GOAL: Leave out the pictures and copy everything else below exactly.

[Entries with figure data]
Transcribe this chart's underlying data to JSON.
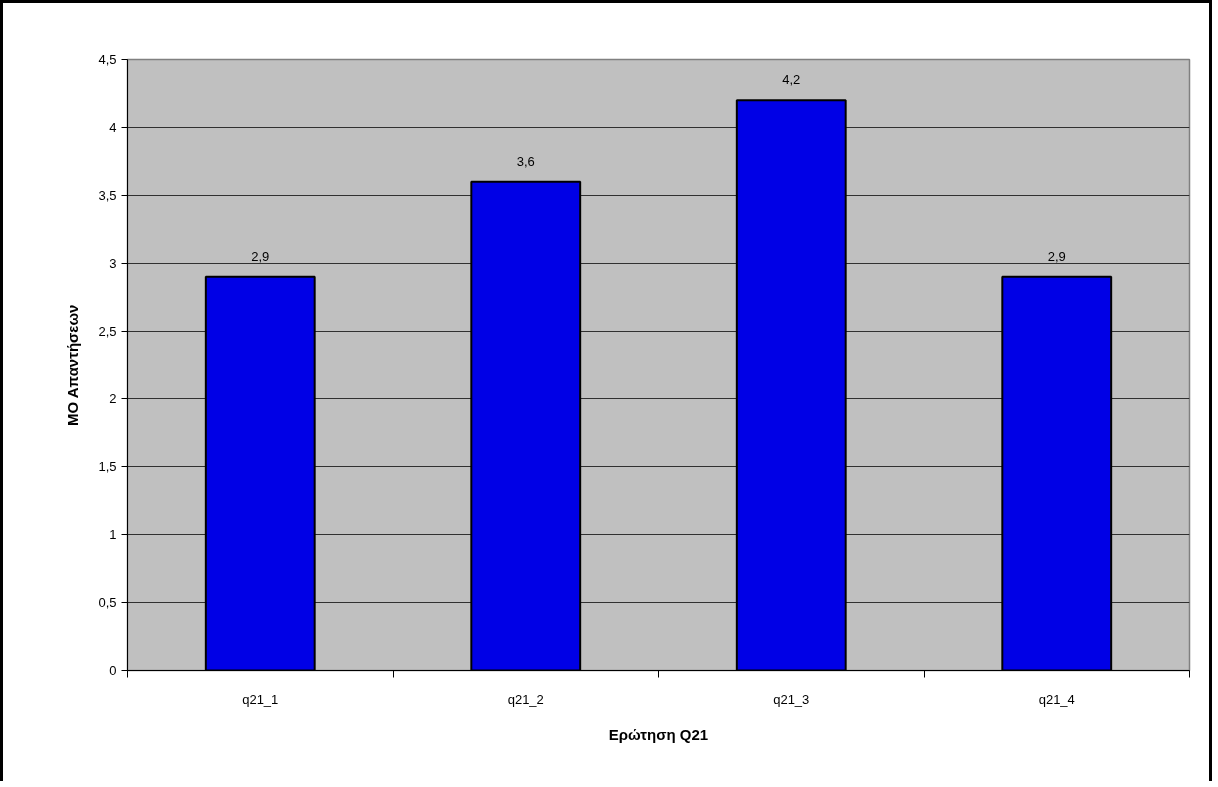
{
  "chart_data": {
    "type": "bar",
    "xlabel": "Ερώτηση Q21",
    "ylabel": "ΜΟ Απαντήσεων",
    "categories": [
      "q21_1",
      "q21_2",
      "q21_3",
      "q21_4"
    ],
    "values": [
      2.9,
      3.6,
      4.2,
      2.9
    ],
    "value_labels": [
      "2,9",
      "3,6",
      "4,2",
      "2,9"
    ],
    "color": "#0000e6",
    "ylim": [
      0,
      4.5
    ],
    "yticks": [
      0,
      {
        "value": 0.5,
        "label": "0,5"
      },
      1,
      {
        "value": 1.5,
        "label": "1,5"
      },
      2,
      {
        "value": 2.5,
        "label": "2,5"
      },
      3,
      {
        "value": 3.5,
        "label": "3,5"
      },
      4,
      {
        "value": 4.5,
        "label": "4,5"
      }
    ],
    "grid": "y"
  }
}
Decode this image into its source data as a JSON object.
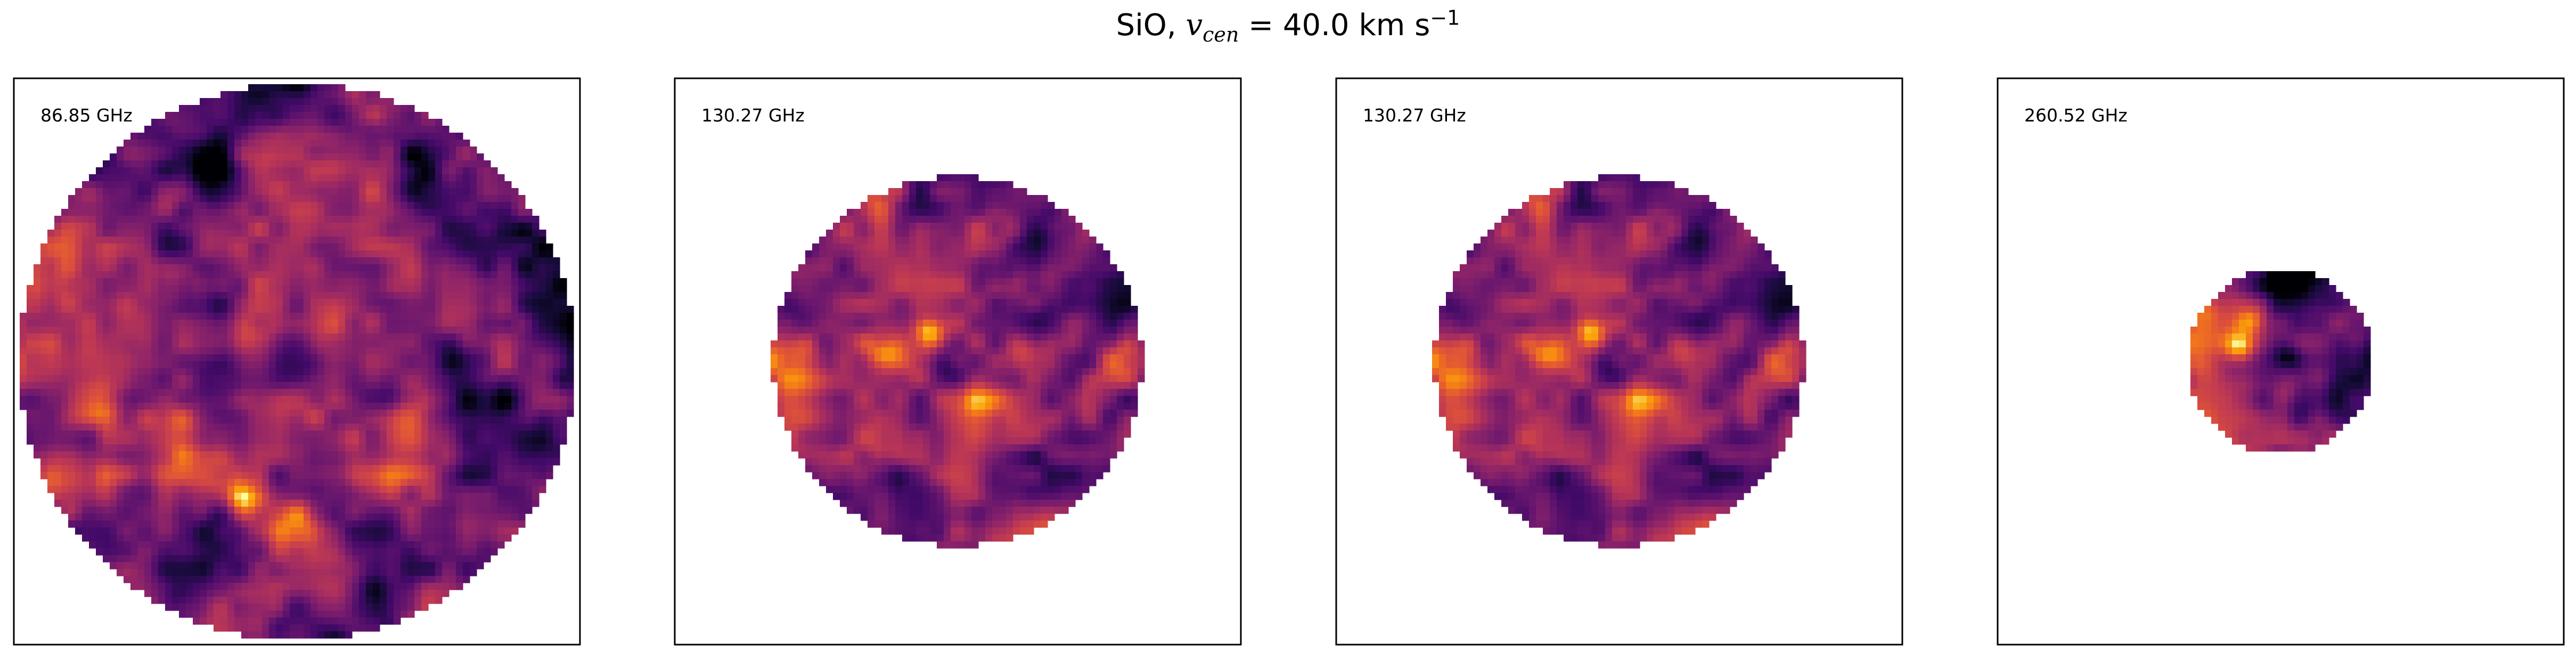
{
  "figure": {
    "title_prefix": "SiO, ",
    "title_symbol": "v",
    "title_subscript": "cen",
    "title_value": " =  40.0 km s",
    "title_superscript": "−1"
  },
  "colormap": "inferno",
  "chart_data": [
    {
      "type": "heatmap",
      "label": "86.85 GHz",
      "frequency_ghz": 86.85,
      "field_fraction": 0.98,
      "seed": 11,
      "features": [
        {
          "u": -0.32,
          "v": -0.05,
          "s": 0.07,
          "a": 1.0
        },
        {
          "u": -0.15,
          "v": -0.12,
          "s": 0.06,
          "a": 0.9
        },
        {
          "u": -0.18,
          "v": 0.5,
          "s": 0.05,
          "a": 1.1
        },
        {
          "u": 0.12,
          "v": -0.1,
          "s": 0.08,
          "a": 0.6
        },
        {
          "u": 0.22,
          "v": -0.55,
          "s": 0.09,
          "a": 0.5
        },
        {
          "u": -0.4,
          "v": 0.2,
          "s": 0.1,
          "a": 0.5
        },
        {
          "u": 0.7,
          "v": 0.0,
          "s": 0.12,
          "a": -0.4
        },
        {
          "u": -0.28,
          "v": -0.72,
          "s": 0.08,
          "a": -0.5
        },
        {
          "u": 0.45,
          "v": -0.6,
          "s": 0.06,
          "a": -0.5
        },
        {
          "u": 0.35,
          "v": 0.2,
          "s": 0.07,
          "a": 0.5
        }
      ]
    },
    {
      "type": "heatmap",
      "label": "130.27 GHz",
      "frequency_ghz": 130.27,
      "field_fraction": 0.65,
      "seed": 23,
      "features": [
        {
          "u": -0.4,
          "v": -0.05,
          "s": 0.07,
          "a": 1.1
        },
        {
          "u": -0.15,
          "v": -0.15,
          "s": 0.06,
          "a": 1.2
        },
        {
          "u": 0.1,
          "v": 0.25,
          "s": 0.09,
          "a": 0.6
        },
        {
          "u": 0.35,
          "v": -0.05,
          "s": 0.08,
          "a": 0.6
        },
        {
          "u": 0.2,
          "v": -0.8,
          "s": 0.08,
          "a": 0.5
        },
        {
          "u": -0.25,
          "v": 0.55,
          "s": 0.1,
          "a": 0.5
        },
        {
          "u": 0.2,
          "v": -0.5,
          "s": 0.08,
          "a": -0.7
        },
        {
          "u": -0.35,
          "v": 0.6,
          "s": 0.1,
          "a": -0.7
        },
        {
          "u": 0.45,
          "v": 0.5,
          "s": 0.08,
          "a": -0.6
        },
        {
          "u": -0.05,
          "v": 0.05,
          "s": 0.07,
          "a": -0.5
        }
      ]
    },
    {
      "type": "heatmap",
      "label": "130.27 GHz",
      "frequency_ghz": 130.27,
      "field_fraction": 0.65,
      "seed": 23,
      "features": [
        {
          "u": -0.4,
          "v": -0.05,
          "s": 0.07,
          "a": 1.1
        },
        {
          "u": -0.15,
          "v": -0.15,
          "s": 0.06,
          "a": 1.2
        },
        {
          "u": 0.1,
          "v": 0.25,
          "s": 0.09,
          "a": 0.6
        },
        {
          "u": 0.35,
          "v": -0.05,
          "s": 0.08,
          "a": 0.6
        },
        {
          "u": 0.2,
          "v": -0.8,
          "s": 0.08,
          "a": 0.5
        },
        {
          "u": -0.25,
          "v": 0.55,
          "s": 0.1,
          "a": 0.5
        },
        {
          "u": 0.2,
          "v": -0.5,
          "s": 0.08,
          "a": -0.7
        },
        {
          "u": -0.35,
          "v": 0.6,
          "s": 0.1,
          "a": -0.7
        },
        {
          "u": 0.45,
          "v": 0.5,
          "s": 0.08,
          "a": -0.6
        },
        {
          "u": -0.05,
          "v": 0.05,
          "s": 0.07,
          "a": -0.5
        }
      ]
    },
    {
      "type": "heatmap",
      "label": "260.52 GHz",
      "frequency_ghz": 260.52,
      "field_fraction": 0.325,
      "seed": 47,
      "features": [
        {
          "u": -0.45,
          "v": -0.15,
          "s": 0.12,
          "a": 1.2
        },
        {
          "u": -0.3,
          "v": -0.45,
          "s": 0.1,
          "a": 0.6
        },
        {
          "u": 0.05,
          "v": -0.05,
          "s": 0.1,
          "a": -0.6
        },
        {
          "u": 0.1,
          "v": 0.25,
          "s": 0.12,
          "a": 0.4
        }
      ]
    }
  ]
}
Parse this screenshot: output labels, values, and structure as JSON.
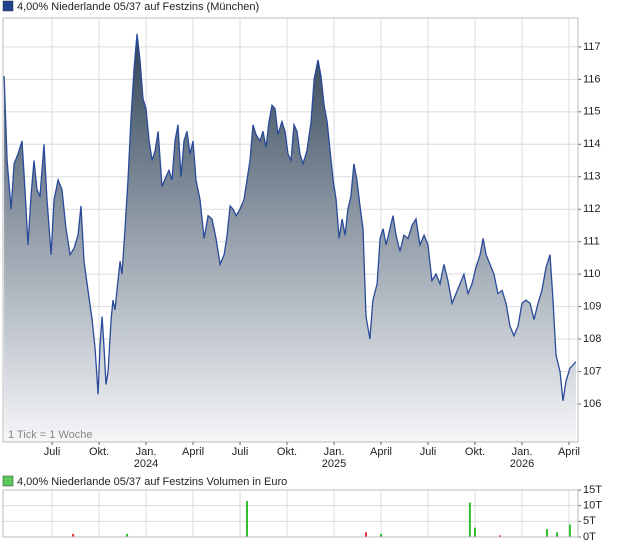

SOLUTION TO THIS EXERCISE:
Transcribe this chart's underlying data to JSON.
{
  "chart_data": {
    "type": "bar",
    "xlabel": "Ερώτηση Q21",
    "ylabel": "ΜΟ Απαντήσεων",
    "categories": [
      "q21_1",
      "q21_2",
      "q21_3",
      "q21_4"
    ],
    "values": [
      2.9,
      3.6,
      4.2,
      2.9
    ],
    "value_labels": [
      "2,9",
      "3,6",
      "4,2",
      "2,9"
    ],
    "color": "#0000e6",
    "ylim": [
      0,
      4.5
    ],
    "yticks": [
      0,
      {
        "value": 0.5,
        "label": "0,5"
      },
      1,
      {
        "value": 1.5,
        "label": "1,5"
      },
      2,
      {
        "value": 2.5,
        "label": "2,5"
      },
      3,
      {
        "value": 3.5,
        "label": "3,5"
      },
      4,
      {
        "value": 4.5,
        "label": "4,5"
      }
    ],
    "grid": "y"
  }
}
Decode this image into its source data as a JSON object.
{
  "figure": {
    "title_prefix": "SiO, ",
    "title_symbol": "v",
    "title_subscript": "cen",
    "title_value": " =  40.0 km s",
    "title_superscript": "−1"
  },
  "colormap": "inferno",
  "chart_data": [
    {
      "type": "heatmap",
      "label": "86.85 GHz",
      "frequency_ghz": 86.85,
      "field_fraction": 0.98,
      "seed": 11,
      "features": [
        {
          "u": -0.32,
          "v": -0.05,
          "s": 0.07,
          "a": 1.0
        },
        {
          "u": -0.15,
          "v": -0.12,
          "s": 0.06,
          "a": 0.9
        },
        {
          "u": -0.18,
          "v": 0.5,
          "s": 0.05,
          "a": 1.1
        },
        {
          "u": 0.12,
          "v": -0.1,
          "s": 0.08,
          "a": 0.6
        },
        {
          "u": 0.22,
          "v": -0.55,
          "s": 0.09,
          "a": 0.5
        },
        {
          "u": -0.4,
          "v": 0.2,
          "s": 0.1,
          "a": 0.5
        },
        {
          "u": 0.7,
          "v": 0.0,
          "s": 0.12,
          "a": -0.4
        },
        {
          "u": -0.28,
          "v": -0.72,
          "s": 0.08,
          "a": -0.5
        },
        {
          "u": 0.45,
          "v": -0.6,
          "s": 0.06,
          "a": -0.5
        },
        {
          "u": 0.35,
          "v": 0.2,
          "s": 0.07,
          "a": 0.5
        }
      ]
    },
    {
      "type": "heatmap",
      "label": "130.27 GHz",
      "frequency_ghz": 130.27,
      "field_fraction": 0.65,
      "seed": 23,
      "features": [
        {
          "u": -0.4,
          "v": -0.05,
          "s": 0.07,
          "a": 1.1
        },
        {
          "u": -0.15,
          "v": -0.15,
          "s": 0.06,
          "a": 1.2
        },
        {
          "u": 0.1,
          "v": 0.25,
          "s": 0.09,
          "a": 0.6
        },
        {
          "u": 0.35,
          "v": -0.05,
          "s": 0.08,
          "a": 0.6
        },
        {
          "u": 0.2,
          "v": -0.8,
          "s": 0.08,
          "a": 0.5
        },
        {
          "u": -0.25,
          "v": 0.55,
          "s": 0.1,
          "a": 0.5
        },
        {
          "u": 0.2,
          "v": -0.5,
          "s": 0.08,
          "a": -0.7
        },
        {
          "u": -0.35,
          "v": 0.6,
          "s": 0.1,
          "a": -0.7
        },
        {
          "u": 0.45,
          "v": 0.5,
          "s": 0.08,
          "a": -0.6
        },
        {
          "u": -0.05,
          "v": 0.05,
          "s": 0.07,
          "a": -0.5
        }
      ]
    },
    {
      "type": "heatmap",
      "label": "130.27 GHz",
      "frequency_ghz": 130.27,
      "field_fraction": 0.65,
      "seed": 23,
      "features": [
        {
          "u": -0.4,
          "v": -0.05,
          "s": 0.07,
          "a": 1.1
        },
        {
          "u": -0.15,
          "v": -0.15,
          "s": 0.06,
          "a": 1.2
        },
        {
          "u": 0.1,
          "v": 0.25,
          "s": 0.09,
          "a": 0.6
        },
        {
          "u": 0.35,
          "v": -0.05,
          "s": 0.08,
          "a": 0.6
        },
        {
          "u": 0.2,
          "v": -0.8,
          "s": 0.08,
          "a": 0.5
        },
        {
          "u": -0.25,
          "v": 0.55,
          "s": 0.1,
          "a": 0.5
        },
        {
          "u": 0.2,
          "v": -0.5,
          "s": 0.08,
          "a": -0.7
        },
        {
          "u": -0.35,
          "v": 0.6,
          "s": 0.1,
          "a": -0.7
        },
        {
          "u": 0.45,
          "v": 0.5,
          "s": 0.08,
          "a": -0.6
        },
        {
          "u": -0.05,
          "v": 0.05,
          "s": 0.07,
          "a": -0.5
        }
      ]
    },
    {
      "type": "heatmap",
      "label": "260.52 GHz",
      "frequency_ghz": 260.52,
      "field_fraction": 0.325,
      "seed": 47,
      "features": [
        {
          "u": -0.45,
          "v": -0.15,
          "s": 0.12,
          "a": 1.2
        },
        {
          "u": -0.3,
          "v": -0.45,
          "s": 0.1,
          "a": 0.6
        },
        {
          "u": 0.05,
          "v": -0.05,
          "s": 0.1,
          "a": -0.6
        },
        {
          "u": 0.1,
          "v": 0.25,
          "s": 0.12,
          "a": 0.4
        }
      ]
    }
  ]
}
Parse this screenshot: output labels, values, and structure as JSON.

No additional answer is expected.